• _What you should do_
List all lines in the material below that contain "subtitle".

• _Provided entries_
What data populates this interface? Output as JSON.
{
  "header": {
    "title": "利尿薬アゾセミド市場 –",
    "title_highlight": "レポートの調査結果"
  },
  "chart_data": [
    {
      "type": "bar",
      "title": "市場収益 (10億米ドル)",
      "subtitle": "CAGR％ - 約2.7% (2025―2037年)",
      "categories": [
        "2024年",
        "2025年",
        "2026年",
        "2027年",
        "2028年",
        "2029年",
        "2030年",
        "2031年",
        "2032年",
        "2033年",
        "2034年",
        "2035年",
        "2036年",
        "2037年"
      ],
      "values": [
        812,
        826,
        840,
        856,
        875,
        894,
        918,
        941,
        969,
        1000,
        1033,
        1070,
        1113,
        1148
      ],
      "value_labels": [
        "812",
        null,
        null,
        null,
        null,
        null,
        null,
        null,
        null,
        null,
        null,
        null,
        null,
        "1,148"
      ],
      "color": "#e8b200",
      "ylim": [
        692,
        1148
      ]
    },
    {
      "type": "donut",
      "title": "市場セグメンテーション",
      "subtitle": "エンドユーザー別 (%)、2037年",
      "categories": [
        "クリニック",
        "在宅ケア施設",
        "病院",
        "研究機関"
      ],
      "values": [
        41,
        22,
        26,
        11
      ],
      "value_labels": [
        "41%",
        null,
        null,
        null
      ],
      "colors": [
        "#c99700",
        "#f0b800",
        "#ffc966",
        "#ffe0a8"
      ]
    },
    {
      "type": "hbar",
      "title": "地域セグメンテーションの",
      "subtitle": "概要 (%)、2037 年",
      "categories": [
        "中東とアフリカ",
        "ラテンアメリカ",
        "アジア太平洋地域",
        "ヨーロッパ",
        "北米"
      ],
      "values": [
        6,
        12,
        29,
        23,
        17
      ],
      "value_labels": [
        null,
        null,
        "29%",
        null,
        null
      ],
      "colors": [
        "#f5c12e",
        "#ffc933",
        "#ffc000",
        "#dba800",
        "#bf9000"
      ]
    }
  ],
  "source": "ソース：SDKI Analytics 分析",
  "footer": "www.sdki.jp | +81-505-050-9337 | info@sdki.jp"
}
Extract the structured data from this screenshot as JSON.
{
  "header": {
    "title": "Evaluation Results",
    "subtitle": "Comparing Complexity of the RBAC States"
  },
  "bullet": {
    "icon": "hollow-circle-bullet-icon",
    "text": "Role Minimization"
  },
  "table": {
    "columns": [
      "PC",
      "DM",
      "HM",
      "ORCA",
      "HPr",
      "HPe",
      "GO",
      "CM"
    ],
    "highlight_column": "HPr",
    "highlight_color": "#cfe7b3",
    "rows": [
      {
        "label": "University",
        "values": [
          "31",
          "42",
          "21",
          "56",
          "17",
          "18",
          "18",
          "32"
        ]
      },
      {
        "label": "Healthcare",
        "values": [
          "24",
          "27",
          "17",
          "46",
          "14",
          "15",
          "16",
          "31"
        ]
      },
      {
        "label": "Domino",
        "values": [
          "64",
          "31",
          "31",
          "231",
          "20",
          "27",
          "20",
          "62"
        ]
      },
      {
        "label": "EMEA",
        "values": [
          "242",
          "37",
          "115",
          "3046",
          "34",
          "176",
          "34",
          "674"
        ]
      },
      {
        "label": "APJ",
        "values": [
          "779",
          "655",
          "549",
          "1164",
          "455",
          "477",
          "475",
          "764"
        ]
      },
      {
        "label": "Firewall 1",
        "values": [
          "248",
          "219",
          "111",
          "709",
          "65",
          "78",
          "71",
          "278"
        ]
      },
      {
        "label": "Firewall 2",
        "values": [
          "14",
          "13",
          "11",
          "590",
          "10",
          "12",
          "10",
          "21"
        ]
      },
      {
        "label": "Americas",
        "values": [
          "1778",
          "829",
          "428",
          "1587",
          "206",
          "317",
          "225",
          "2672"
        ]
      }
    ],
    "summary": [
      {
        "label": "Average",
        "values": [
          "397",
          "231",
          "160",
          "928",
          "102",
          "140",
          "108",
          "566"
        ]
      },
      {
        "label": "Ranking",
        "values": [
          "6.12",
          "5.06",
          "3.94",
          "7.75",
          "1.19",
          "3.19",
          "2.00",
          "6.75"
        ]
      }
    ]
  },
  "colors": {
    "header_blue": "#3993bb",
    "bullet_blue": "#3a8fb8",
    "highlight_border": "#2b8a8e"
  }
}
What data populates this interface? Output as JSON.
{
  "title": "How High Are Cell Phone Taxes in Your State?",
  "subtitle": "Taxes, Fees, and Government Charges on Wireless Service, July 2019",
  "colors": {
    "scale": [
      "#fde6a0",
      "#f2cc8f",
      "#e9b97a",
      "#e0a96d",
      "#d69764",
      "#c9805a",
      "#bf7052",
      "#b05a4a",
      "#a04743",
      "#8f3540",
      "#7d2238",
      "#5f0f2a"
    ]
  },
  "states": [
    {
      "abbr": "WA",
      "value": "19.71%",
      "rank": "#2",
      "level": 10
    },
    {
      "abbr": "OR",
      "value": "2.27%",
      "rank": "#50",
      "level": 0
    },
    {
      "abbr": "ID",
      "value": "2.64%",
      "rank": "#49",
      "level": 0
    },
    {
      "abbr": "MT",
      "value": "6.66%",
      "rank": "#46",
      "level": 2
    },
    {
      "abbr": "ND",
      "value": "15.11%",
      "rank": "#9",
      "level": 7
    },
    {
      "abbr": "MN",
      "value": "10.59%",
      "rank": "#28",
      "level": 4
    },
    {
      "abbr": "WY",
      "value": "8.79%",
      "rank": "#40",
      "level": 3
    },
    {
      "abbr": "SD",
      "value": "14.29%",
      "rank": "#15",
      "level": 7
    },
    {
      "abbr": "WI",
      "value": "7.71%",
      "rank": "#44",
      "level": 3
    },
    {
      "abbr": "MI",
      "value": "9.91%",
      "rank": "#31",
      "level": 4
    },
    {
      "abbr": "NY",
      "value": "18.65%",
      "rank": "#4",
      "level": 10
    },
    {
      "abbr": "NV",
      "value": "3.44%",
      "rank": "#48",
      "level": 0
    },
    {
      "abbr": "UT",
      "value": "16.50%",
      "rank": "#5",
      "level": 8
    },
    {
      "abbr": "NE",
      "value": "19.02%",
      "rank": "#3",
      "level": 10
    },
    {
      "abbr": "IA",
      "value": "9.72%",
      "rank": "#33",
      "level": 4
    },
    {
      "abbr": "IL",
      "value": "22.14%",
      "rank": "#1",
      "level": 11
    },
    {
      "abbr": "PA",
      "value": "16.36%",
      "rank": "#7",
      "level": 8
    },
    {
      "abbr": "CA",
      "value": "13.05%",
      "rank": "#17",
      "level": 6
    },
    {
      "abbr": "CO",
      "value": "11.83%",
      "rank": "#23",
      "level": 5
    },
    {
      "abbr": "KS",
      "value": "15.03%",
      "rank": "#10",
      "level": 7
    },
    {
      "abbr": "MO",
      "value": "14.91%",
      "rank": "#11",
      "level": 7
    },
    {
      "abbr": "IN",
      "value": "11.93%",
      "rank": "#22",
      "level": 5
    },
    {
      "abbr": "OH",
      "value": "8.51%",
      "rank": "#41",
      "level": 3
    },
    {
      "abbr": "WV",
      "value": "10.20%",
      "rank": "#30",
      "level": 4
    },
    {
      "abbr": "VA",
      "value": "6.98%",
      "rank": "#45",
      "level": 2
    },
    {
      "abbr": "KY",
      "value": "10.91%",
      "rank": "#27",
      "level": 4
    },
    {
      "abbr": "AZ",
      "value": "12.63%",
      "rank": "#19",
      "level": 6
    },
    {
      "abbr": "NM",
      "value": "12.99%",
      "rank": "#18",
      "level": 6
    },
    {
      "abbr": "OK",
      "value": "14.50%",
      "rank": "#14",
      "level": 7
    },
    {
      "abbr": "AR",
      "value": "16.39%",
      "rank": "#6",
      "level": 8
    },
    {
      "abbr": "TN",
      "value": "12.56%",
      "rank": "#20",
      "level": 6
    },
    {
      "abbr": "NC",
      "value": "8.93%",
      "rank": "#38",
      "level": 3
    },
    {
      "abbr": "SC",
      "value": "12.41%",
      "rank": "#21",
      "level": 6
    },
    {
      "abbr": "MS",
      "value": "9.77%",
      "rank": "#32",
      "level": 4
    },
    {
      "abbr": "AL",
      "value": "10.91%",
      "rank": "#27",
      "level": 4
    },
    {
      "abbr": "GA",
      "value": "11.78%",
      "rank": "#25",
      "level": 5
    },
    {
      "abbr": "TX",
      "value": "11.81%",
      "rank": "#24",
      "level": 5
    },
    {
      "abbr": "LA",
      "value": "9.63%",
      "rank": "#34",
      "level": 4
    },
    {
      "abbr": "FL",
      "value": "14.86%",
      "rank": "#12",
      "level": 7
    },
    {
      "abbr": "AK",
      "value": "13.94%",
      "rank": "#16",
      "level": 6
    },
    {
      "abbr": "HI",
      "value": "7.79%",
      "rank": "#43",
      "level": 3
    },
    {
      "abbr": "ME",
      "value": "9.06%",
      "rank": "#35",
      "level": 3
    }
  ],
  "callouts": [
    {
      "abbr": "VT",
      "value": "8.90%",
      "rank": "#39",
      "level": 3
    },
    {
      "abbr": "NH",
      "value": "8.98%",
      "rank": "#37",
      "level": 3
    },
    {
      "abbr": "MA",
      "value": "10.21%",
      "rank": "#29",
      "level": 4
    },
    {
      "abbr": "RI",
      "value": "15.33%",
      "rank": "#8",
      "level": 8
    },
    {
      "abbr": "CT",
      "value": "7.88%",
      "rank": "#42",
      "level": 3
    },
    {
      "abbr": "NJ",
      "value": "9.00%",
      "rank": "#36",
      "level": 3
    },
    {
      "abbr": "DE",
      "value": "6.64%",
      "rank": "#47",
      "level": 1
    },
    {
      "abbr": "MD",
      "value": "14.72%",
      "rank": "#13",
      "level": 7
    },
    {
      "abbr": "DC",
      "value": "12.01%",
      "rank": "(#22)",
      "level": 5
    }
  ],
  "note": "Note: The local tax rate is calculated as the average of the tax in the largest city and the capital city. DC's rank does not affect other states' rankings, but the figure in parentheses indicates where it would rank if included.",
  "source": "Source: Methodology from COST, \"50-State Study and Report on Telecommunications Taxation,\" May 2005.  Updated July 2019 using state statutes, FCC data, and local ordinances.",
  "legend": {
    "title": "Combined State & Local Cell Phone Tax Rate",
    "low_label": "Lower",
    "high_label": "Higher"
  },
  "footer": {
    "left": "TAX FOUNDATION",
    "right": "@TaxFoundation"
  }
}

• _Exercise result_
      "subtitle": "CAGR％ - 約2.7% (2025―2037年)",
      "subtitle": "エンドユーザー別 (%)、2037年",
      "subtitle": "概要 (%)、2037 年",
    "subtitle": "Comparing Complexity of the RBAC States"
  "subtitle": "Taxes, Fees, and Government Charges on Wireless Service, July 2019",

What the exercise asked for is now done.